> THE EXERCISE
Rewrite the listing below, swapping every instance of "dde-bar" for "net-flow-bar" and leaving everything else unchanged.

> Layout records

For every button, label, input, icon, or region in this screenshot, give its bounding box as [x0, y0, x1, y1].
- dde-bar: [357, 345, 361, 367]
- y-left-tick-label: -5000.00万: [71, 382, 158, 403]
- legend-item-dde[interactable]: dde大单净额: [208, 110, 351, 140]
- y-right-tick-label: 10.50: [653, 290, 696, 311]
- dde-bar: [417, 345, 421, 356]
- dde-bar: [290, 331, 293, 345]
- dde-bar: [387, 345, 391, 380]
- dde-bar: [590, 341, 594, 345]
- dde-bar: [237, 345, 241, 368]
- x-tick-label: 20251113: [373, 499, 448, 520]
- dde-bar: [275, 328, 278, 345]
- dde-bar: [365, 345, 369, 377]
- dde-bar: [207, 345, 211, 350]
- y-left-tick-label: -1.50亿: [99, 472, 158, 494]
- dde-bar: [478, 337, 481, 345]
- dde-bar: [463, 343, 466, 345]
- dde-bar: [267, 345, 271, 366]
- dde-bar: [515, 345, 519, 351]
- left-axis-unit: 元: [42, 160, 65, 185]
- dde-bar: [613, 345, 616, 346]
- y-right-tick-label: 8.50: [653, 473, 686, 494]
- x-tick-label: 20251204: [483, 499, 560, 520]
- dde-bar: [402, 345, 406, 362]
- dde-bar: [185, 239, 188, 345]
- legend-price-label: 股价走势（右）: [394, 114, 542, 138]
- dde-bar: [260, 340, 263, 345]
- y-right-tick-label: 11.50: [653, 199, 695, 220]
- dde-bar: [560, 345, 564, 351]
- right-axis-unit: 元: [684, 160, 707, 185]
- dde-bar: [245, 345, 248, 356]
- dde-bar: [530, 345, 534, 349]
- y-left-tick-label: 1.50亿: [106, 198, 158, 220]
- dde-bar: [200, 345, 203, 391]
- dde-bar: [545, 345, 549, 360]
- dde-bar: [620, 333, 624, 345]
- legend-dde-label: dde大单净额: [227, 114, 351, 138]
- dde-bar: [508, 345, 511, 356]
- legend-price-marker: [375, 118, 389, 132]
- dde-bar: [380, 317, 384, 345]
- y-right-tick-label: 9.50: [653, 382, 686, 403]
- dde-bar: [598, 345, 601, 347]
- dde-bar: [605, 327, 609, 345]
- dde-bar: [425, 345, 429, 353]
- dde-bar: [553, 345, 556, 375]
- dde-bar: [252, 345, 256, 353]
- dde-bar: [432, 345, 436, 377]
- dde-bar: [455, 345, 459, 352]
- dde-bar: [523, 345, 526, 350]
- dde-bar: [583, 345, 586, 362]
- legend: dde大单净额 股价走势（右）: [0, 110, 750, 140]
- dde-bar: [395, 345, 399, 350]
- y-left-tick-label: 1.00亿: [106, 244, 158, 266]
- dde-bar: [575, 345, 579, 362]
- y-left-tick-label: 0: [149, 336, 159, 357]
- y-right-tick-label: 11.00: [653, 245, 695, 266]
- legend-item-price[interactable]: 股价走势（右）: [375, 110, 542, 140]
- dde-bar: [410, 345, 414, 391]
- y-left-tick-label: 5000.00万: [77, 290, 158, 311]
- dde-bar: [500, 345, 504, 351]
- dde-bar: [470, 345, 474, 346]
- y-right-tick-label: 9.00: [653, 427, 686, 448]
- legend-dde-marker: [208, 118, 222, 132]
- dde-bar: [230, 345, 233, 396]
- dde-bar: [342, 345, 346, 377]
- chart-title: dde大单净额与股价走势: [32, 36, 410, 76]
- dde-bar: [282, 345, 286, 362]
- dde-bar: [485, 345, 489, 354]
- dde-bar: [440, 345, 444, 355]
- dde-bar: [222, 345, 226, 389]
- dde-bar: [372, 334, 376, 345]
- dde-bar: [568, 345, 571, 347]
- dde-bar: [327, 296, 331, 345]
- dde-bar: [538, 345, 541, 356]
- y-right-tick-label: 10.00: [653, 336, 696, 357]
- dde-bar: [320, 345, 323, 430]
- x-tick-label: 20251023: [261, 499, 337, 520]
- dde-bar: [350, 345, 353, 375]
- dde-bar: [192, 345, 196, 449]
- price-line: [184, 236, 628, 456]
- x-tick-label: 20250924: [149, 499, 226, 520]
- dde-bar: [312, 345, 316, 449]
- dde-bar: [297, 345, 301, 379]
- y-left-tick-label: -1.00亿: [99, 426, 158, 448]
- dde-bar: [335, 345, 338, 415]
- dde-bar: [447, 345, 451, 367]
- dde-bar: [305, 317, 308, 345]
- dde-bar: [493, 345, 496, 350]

> ANSWER
For every button, label, input, icon, or region in this screenshot, give its bounding box as [x0, y0, x1, y1].
- net-flow-bar: [357, 345, 361, 367]
- y-left-tick-label: -5000.00万: [71, 382, 158, 403]
- legend-item-dde[interactable]: dde大单净额: [208, 110, 351, 140]
- y-right-tick-label: 10.50: [653, 290, 696, 311]
- net-flow-bar: [417, 345, 421, 356]
- net-flow-bar: [290, 331, 293, 345]
- net-flow-bar: [387, 345, 391, 380]
- net-flow-bar: [590, 341, 594, 345]
- net-flow-bar: [237, 345, 241, 368]
- x-tick-label: 20251113: [373, 499, 448, 520]
- net-flow-bar: [275, 328, 278, 345]
- net-flow-bar: [365, 345, 369, 377]
- net-flow-bar: [207, 345, 211, 350]
- y-left-tick-label: -1.50亿: [99, 472, 158, 494]
- net-flow-bar: [478, 337, 481, 345]
- net-flow-bar: [463, 343, 466, 345]
- net-flow-bar: [267, 345, 271, 366]
- net-flow-bar: [515, 345, 519, 351]
- left-axis-unit: 元: [42, 160, 65, 185]
- net-flow-bar: [613, 345, 616, 346]
- y-right-tick-label: 8.50: [653, 473, 686, 494]
- x-tick-label: 20251204: [483, 499, 560, 520]
- net-flow-bar: [402, 345, 406, 362]
- net-flow-bar: [185, 239, 188, 345]
- legend-price-label: 股价走势（右）: [394, 114, 542, 138]
- net-flow-bar: [260, 340, 263, 345]
- y-right-tick-label: 11.50: [653, 199, 695, 220]
- net-flow-bar: [560, 345, 564, 351]
- right-axis-unit: 元: [684, 160, 707, 185]
- net-flow-bar: [245, 345, 248, 356]
- net-flow-bar: [530, 345, 534, 349]
- y-left-tick-label: 1.50亿: [106, 198, 158, 220]
- net-flow-bar: [200, 345, 203, 391]
- net-flow-bar: [545, 345, 549, 360]
- net-flow-bar: [620, 333, 624, 345]
- legend-dde-label: dde大单净额: [227, 114, 351, 138]
- net-flow-bar: [508, 345, 511, 356]
- legend-price-marker: [375, 118, 389, 132]
- net-flow-bar: [380, 317, 384, 345]
- y-right-tick-label: 9.50: [653, 382, 686, 403]
- net-flow-bar: [598, 345, 601, 347]
- net-flow-bar: [605, 327, 609, 345]
- net-flow-bar: [425, 345, 429, 353]
- net-flow-bar: [553, 345, 556, 375]
- net-flow-bar: [252, 345, 256, 353]
- net-flow-bar: [432, 345, 436, 377]
- net-flow-bar: [455, 345, 459, 352]
- net-flow-bar: [523, 345, 526, 350]
- net-flow-bar: [583, 345, 586, 362]
- legend: dde大单净额 股价走势（右）: [0, 110, 750, 140]
- net-flow-bar: [395, 345, 399, 350]
- y-left-tick-label: 1.00亿: [106, 244, 158, 266]
- net-flow-bar: [575, 345, 579, 362]
- y-left-tick-label: 0: [149, 336, 159, 357]
- y-right-tick-label: 11.00: [653, 245, 695, 266]
- legend-item-price[interactable]: 股价走势（右）: [375, 110, 542, 140]
- net-flow-bar: [410, 345, 414, 391]
- y-left-tick-label: 5000.00万: [77, 290, 158, 311]
- net-flow-bar: [500, 345, 504, 351]
- net-flow-bar: [470, 345, 474, 346]
- y-right-tick-label: 9.00: [653, 427, 686, 448]
- legend-dde-marker: [208, 118, 222, 132]
- net-flow-bar: [230, 345, 233, 396]
- net-flow-bar: [342, 345, 346, 377]
- chart-title: dde大单净额与股价走势: [32, 36, 410, 76]
- net-flow-bar: [282, 345, 286, 362]
- net-flow-bar: [485, 345, 489, 354]
- net-flow-bar: [440, 345, 444, 355]
- net-flow-bar: [222, 345, 226, 389]
- net-flow-bar: [372, 334, 376, 345]
- net-flow-bar: [568, 345, 571, 347]
- net-flow-bar: [327, 296, 331, 345]
- net-flow-bar: [538, 345, 541, 356]
- y-right-tick-label: 10.00: [653, 336, 696, 357]
- net-flow-bar: [320, 345, 323, 430]
- x-tick-label: 20251023: [261, 499, 337, 520]
- net-flow-bar: [350, 345, 353, 375]
- net-flow-bar: [192, 345, 196, 449]
- price-line: [184, 236, 628, 456]
- x-tick-label: 20250924: [149, 499, 226, 520]
- net-flow-bar: [312, 345, 316, 449]
- net-flow-bar: [297, 345, 301, 379]
- y-left-tick-label: -1.00亿: [99, 426, 158, 448]
- net-flow-bar: [335, 345, 338, 415]
- net-flow-bar: [447, 345, 451, 367]
- net-flow-bar: [305, 317, 308, 345]
- net-flow-bar: [493, 345, 496, 350]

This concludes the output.